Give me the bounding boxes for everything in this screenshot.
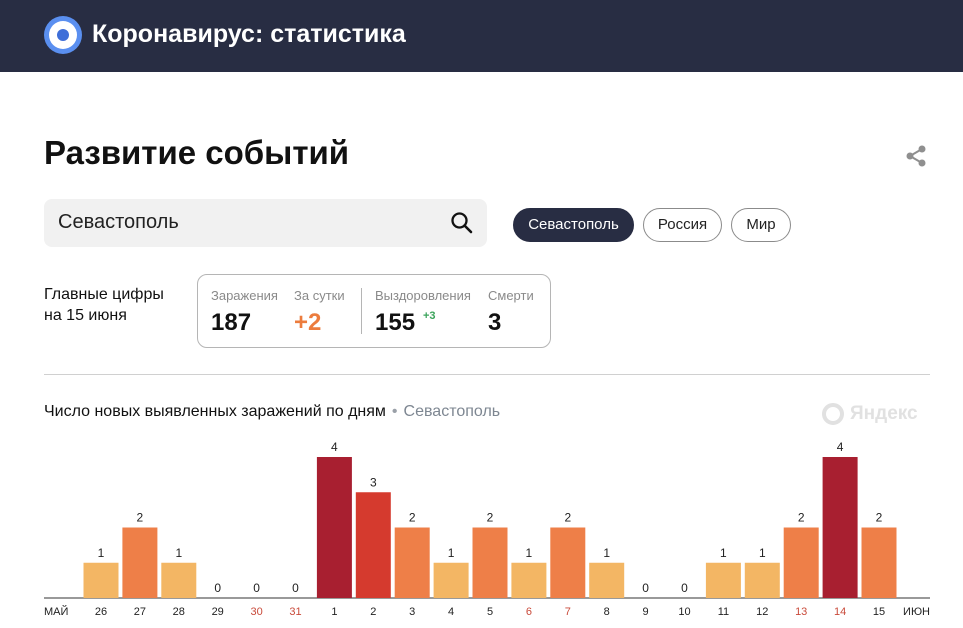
x-tick-label-26: 26: [95, 606, 107, 618]
chart-bar-8: [589, 562, 625, 598]
value-label-12: 1: [759, 546, 766, 560]
value-label-1: 4: [331, 440, 338, 454]
x-tick-label-7: 7: [565, 606, 571, 618]
deaths-value: 3: [488, 309, 502, 336]
x-tick-label-28: 28: [173, 606, 185, 618]
stats-separator: [361, 288, 362, 334]
chart-title: Число новых выявленных заражений по дням: [44, 403, 386, 420]
value-label-5: 2: [487, 511, 494, 525]
chart-subtitle: Севастополь: [403, 403, 501, 420]
summary-label: Главные цифры на 15 июня: [44, 284, 194, 326]
chart-bar-3: [394, 527, 430, 598]
yandex-logo-icon: [822, 403, 844, 425]
x-tick-label-31: 31: [289, 606, 301, 618]
x-tick-label-2: 2: [370, 606, 376, 618]
value-label-27: 2: [137, 511, 144, 525]
section-title: Развитие событий: [44, 134, 350, 171]
x-tick-label-12: 12: [756, 606, 768, 618]
x-tick-label-10: 10: [678, 606, 690, 618]
coronavirus-logo-icon[interactable]: [44, 16, 82, 54]
value-label-11: 1: [720, 546, 727, 560]
region-search-input[interactable]: Севастополь: [44, 199, 487, 247]
recovered-label: Выздоровления: [375, 288, 471, 303]
summary-label-title: Главные цифры: [44, 286, 164, 303]
yandex-watermark-text: Яндекс: [850, 403, 918, 424]
chart-bar-15: [861, 527, 897, 598]
value-label-14: 4: [837, 440, 844, 454]
daily-label: За сутки: [294, 288, 345, 303]
value-label-30: 0: [253, 581, 260, 595]
x-tick-label-11: 11: [718, 606, 729, 618]
filter-sevastopol-button[interactable]: Севастополь: [513, 208, 634, 242]
x-tick-label-1: 1: [331, 606, 337, 618]
month-label-end: ИЮН: [903, 606, 930, 618]
x-tick-label-29: 29: [212, 606, 224, 618]
x-tick-label-4: 4: [448, 606, 454, 618]
value-label-2: 3: [370, 475, 377, 489]
summary-stats-card: Заражения 187 За сутки +2 Выздоровления …: [197, 274, 551, 348]
share-icon[interactable]: [904, 144, 928, 168]
chart-bar-6: [511, 562, 547, 598]
value-label-3: 2: [409, 511, 416, 525]
value-label-9: 0: [642, 581, 649, 595]
search-value: Севастополь: [58, 211, 179, 233]
filter-world-button[interactable]: Мир: [731, 208, 791, 242]
infections-label: Заражения: [211, 288, 278, 303]
chart-bar-7: [550, 527, 586, 598]
chart-bar-28: [161, 562, 197, 598]
value-label-8: 1: [603, 546, 610, 560]
deaths-label: Смерти: [488, 288, 534, 303]
chart-bar-11: [705, 562, 741, 598]
daily-infections-chart: 1262271280290300314132231425162718090101…: [44, 440, 930, 618]
x-tick-label-14: 14: [834, 606, 846, 618]
chart-bar-4: [433, 562, 469, 598]
app-title[interactable]: Коронавирус: статистика: [92, 20, 406, 49]
x-tick-label-8: 8: [604, 606, 610, 618]
recovered-delta: +3: [423, 310, 436, 322]
x-tick-label-9: 9: [643, 606, 649, 618]
x-tick-label-15: 15: [873, 606, 885, 618]
value-label-28: 1: [175, 546, 182, 560]
recovered-value: 155: [375, 309, 416, 336]
chart-bar-12: [744, 562, 780, 598]
yandex-watermark: Яндекс: [822, 401, 918, 427]
infections-value: 187: [211, 309, 252, 336]
value-label-10: 0: [681, 581, 688, 595]
top-bar: Коронавирус: статистика: [0, 0, 963, 72]
section-divider: [44, 374, 930, 375]
chart-bar-2: [355, 492, 391, 598]
summary-label-date: на 15 июня: [44, 307, 127, 324]
daily-value: +2: [294, 309, 322, 336]
value-label-6: 1: [526, 546, 533, 560]
value-label-13: 2: [798, 511, 805, 525]
x-tick-label-27: 27: [134, 606, 146, 618]
x-tick-label-3: 3: [409, 606, 415, 618]
chart-heading: Число новых выявленных заражений по дням…: [44, 403, 500, 421]
chart-bar-14: [822, 457, 858, 598]
value-label-26: 1: [98, 546, 105, 560]
search-icon[interactable]: [450, 211, 474, 235]
chart-bar-1: [316, 457, 352, 598]
value-label-31: 0: [292, 581, 299, 595]
chart-bar-5: [472, 527, 508, 598]
chart-title-dot: •: [391, 403, 398, 420]
month-label-start: МАЙ: [44, 605, 68, 618]
x-tick-label-13: 13: [795, 606, 807, 618]
value-label-29: 0: [214, 581, 221, 595]
x-tick-label-6: 6: [526, 606, 532, 618]
value-label-4: 1: [448, 546, 455, 560]
x-tick-label-5: 5: [487, 606, 493, 618]
filter-russia-button[interactable]: Россия: [643, 208, 722, 242]
value-label-7: 2: [564, 511, 571, 525]
x-tick-label-30: 30: [250, 606, 262, 618]
chart-bar-26: [83, 562, 119, 598]
value-label-15: 2: [876, 511, 883, 525]
chart-bar-27: [122, 527, 158, 598]
chart-bar-13: [783, 527, 819, 598]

=-=-=

Problem: The entries are to be restated word for word, and no picture should appear in the copy.

Result of this exercise:
Give me the bounding boxes for everything in this screenshot.
x-tick-label-26: 26: [95, 606, 107, 618]
chart-bar-8: [589, 562, 625, 598]
value-label-12: 1: [759, 546, 766, 560]
value-label-1: 4: [331, 440, 338, 454]
x-tick-label-7: 7: [565, 606, 571, 618]
deaths-value: 3: [488, 309, 502, 336]
x-tick-label-28: 28: [173, 606, 185, 618]
stats-separator: [361, 288, 362, 334]
chart-title: Число новых выявленных заражений по дням: [44, 403, 386, 420]
value-label-5: 2: [487, 511, 494, 525]
chart-subtitle: Севастополь: [403, 403, 501, 420]
summary-label: Главные цифры на 15 июня: [44, 284, 194, 326]
chart-bar-3: [394, 527, 430, 598]
yandex-logo-icon: [822, 403, 844, 425]
x-tick-label-31: 31: [289, 606, 301, 618]
x-tick-label-2: 2: [370, 606, 376, 618]
value-label-27: 2: [137, 511, 144, 525]
section-title: Развитие событий: [44, 134, 350, 171]
x-tick-label-12: 12: [756, 606, 768, 618]
x-tick-label-10: 10: [678, 606, 690, 618]
coronavirus-logo-icon[interactable]: [44, 16, 82, 54]
value-label-11: 1: [720, 546, 727, 560]
region-search-input[interactable]: Севастополь: [44, 199, 487, 247]
recovered-label: Выздоровления: [375, 288, 471, 303]
summary-label-title: Главные цифры: [44, 286, 164, 303]
yandex-watermark-text: Яндекс: [850, 403, 918, 424]
chart-bar-15: [861, 527, 897, 598]
value-label-14: 4: [837, 440, 844, 454]
daily-label: За сутки: [294, 288, 345, 303]
value-label-30: 0: [253, 581, 260, 595]
x-tick-label-11: 11: [718, 606, 729, 618]
filter-sevastopol-button[interactable]: Севастополь: [513, 208, 634, 242]
x-tick-label-1: 1: [331, 606, 337, 618]
month-label-end: ИЮН: [903, 606, 930, 618]
x-tick-label-29: 29: [212, 606, 224, 618]
x-tick-label-4: 4: [448, 606, 454, 618]
value-label-2: 3: [370, 475, 377, 489]
summary-stats-card: Заражения 187 За сутки +2 Выздоровления …: [197, 274, 551, 348]
share-icon[interactable]: [904, 144, 928, 168]
chart-bar-6: [511, 562, 547, 598]
value-label-3: 2: [409, 511, 416, 525]
value-label-9: 0: [642, 581, 649, 595]
search-value: Севастополь: [58, 211, 179, 233]
filter-world-button[interactable]: Мир: [731, 208, 791, 242]
infections-label: Заражения: [211, 288, 278, 303]
chart-bar-7: [550, 527, 586, 598]
chart-bar-28: [161, 562, 197, 598]
value-label-8: 1: [603, 546, 610, 560]
deaths-label: Смерти: [488, 288, 534, 303]
chart-bar-11: [705, 562, 741, 598]
daily-infections-chart: 1262271280290300314132231425162718090101…: [44, 440, 930, 618]
x-tick-label-14: 14: [834, 606, 846, 618]
chart-bar-4: [433, 562, 469, 598]
app-title[interactable]: Коронавирус: статистика: [92, 20, 406, 49]
x-tick-label-8: 8: [604, 606, 610, 618]
recovered-delta: +3: [423, 310, 436, 322]
x-tick-label-9: 9: [643, 606, 649, 618]
x-tick-label-15: 15: [873, 606, 885, 618]
value-label-28: 1: [175, 546, 182, 560]
recovered-value: 155: [375, 309, 416, 336]
chart-bar-12: [744, 562, 780, 598]
yandex-watermark: Яндекс: [822, 401, 918, 427]
infections-value: 187: [211, 309, 252, 336]
value-label-10: 0: [681, 581, 688, 595]
top-bar: Коронавирус: статистика: [0, 0, 963, 72]
section-divider: [44, 374, 930, 375]
chart-bar-2: [355, 492, 391, 598]
summary-label-date: на 15 июня: [44, 307, 127, 324]
daily-value: +2: [294, 309, 322, 336]
value-label-6: 1: [526, 546, 533, 560]
value-label-13: 2: [798, 511, 805, 525]
x-tick-label-27: 27: [134, 606, 146, 618]
x-tick-label-3: 3: [409, 606, 415, 618]
chart-heading: Число новых выявленных заражений по дням…: [44, 403, 500, 421]
chart-bar-14: [822, 457, 858, 598]
value-label-26: 1: [98, 546, 105, 560]
search-icon[interactable]: [450, 211, 474, 235]
chart-bar-1: [316, 457, 352, 598]
value-label-31: 0: [292, 581, 299, 595]
chart-bar-5: [472, 527, 508, 598]
chart-title-dot: •: [391, 403, 398, 420]
month-label-start: МАЙ: [44, 605, 68, 618]
x-tick-label-13: 13: [795, 606, 807, 618]
value-label-29: 0: [214, 581, 221, 595]
x-tick-label-6: 6: [526, 606, 532, 618]
value-label-4: 1: [448, 546, 455, 560]
x-tick-label-5: 5: [487, 606, 493, 618]
filter-russia-button[interactable]: Россия: [643, 208, 722, 242]
value-label-7: 2: [564, 511, 571, 525]
x-tick-label-30: 30: [250, 606, 262, 618]
chart-bar-26: [83, 562, 119, 598]
value-label-15: 2: [876, 511, 883, 525]
chart-bar-27: [122, 527, 158, 598]
chart-bar-13: [783, 527, 819, 598]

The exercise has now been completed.